• Goal
Keep only the lines of the data below that contain "subject", and copy them.
* begin Dataset records *
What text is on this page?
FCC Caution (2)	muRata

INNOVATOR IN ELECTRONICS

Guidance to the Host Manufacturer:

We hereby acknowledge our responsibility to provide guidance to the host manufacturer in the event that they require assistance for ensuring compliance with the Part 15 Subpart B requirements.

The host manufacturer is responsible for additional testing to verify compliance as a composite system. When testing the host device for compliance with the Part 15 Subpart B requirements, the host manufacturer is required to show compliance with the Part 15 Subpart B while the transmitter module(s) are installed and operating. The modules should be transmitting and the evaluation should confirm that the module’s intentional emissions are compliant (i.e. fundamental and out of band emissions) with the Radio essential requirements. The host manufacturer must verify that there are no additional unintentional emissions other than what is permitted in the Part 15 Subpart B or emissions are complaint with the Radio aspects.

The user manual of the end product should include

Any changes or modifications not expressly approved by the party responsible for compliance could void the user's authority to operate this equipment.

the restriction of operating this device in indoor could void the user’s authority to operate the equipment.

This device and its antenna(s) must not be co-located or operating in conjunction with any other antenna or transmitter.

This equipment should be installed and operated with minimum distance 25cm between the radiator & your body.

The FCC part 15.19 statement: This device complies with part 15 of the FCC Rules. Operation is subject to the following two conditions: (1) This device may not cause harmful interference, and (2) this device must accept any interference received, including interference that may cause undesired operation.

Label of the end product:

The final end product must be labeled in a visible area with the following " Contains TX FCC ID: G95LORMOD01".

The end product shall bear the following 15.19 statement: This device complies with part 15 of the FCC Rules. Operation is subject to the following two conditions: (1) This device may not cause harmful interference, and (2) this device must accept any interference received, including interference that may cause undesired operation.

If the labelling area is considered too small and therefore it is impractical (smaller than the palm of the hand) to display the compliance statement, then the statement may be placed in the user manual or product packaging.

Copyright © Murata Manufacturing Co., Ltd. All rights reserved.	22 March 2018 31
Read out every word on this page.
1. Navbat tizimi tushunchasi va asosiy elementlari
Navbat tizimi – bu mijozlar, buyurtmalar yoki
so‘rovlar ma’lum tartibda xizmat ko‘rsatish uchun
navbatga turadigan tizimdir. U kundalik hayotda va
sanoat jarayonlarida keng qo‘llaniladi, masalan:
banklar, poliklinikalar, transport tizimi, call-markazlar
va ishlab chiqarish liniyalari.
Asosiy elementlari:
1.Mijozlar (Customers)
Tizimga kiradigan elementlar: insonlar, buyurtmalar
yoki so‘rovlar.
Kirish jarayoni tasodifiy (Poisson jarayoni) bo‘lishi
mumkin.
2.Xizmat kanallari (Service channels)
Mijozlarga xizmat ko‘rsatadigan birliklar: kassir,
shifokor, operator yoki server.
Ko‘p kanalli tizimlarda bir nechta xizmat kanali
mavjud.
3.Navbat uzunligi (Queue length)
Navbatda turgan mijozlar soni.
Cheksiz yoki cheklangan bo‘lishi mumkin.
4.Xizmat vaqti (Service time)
* end Dataset records *
• Right answer
The FCC part 15.19 statement: This device complies with part 15 of the FCC Rules. Operation is subject to the following two conditions: (1) This device may not cause harmful interference, and (2) this device must accept any interference received, including interference that may cause undesired operation.
The end product shall bear the following 15.19 statement: This device complies with part 15 of the FCC Rules. Operation is subject to the following two conditions: (1) This device may not cause harmful interference, and (2) this device must accept any interference received, including interference that may cause undesired operation.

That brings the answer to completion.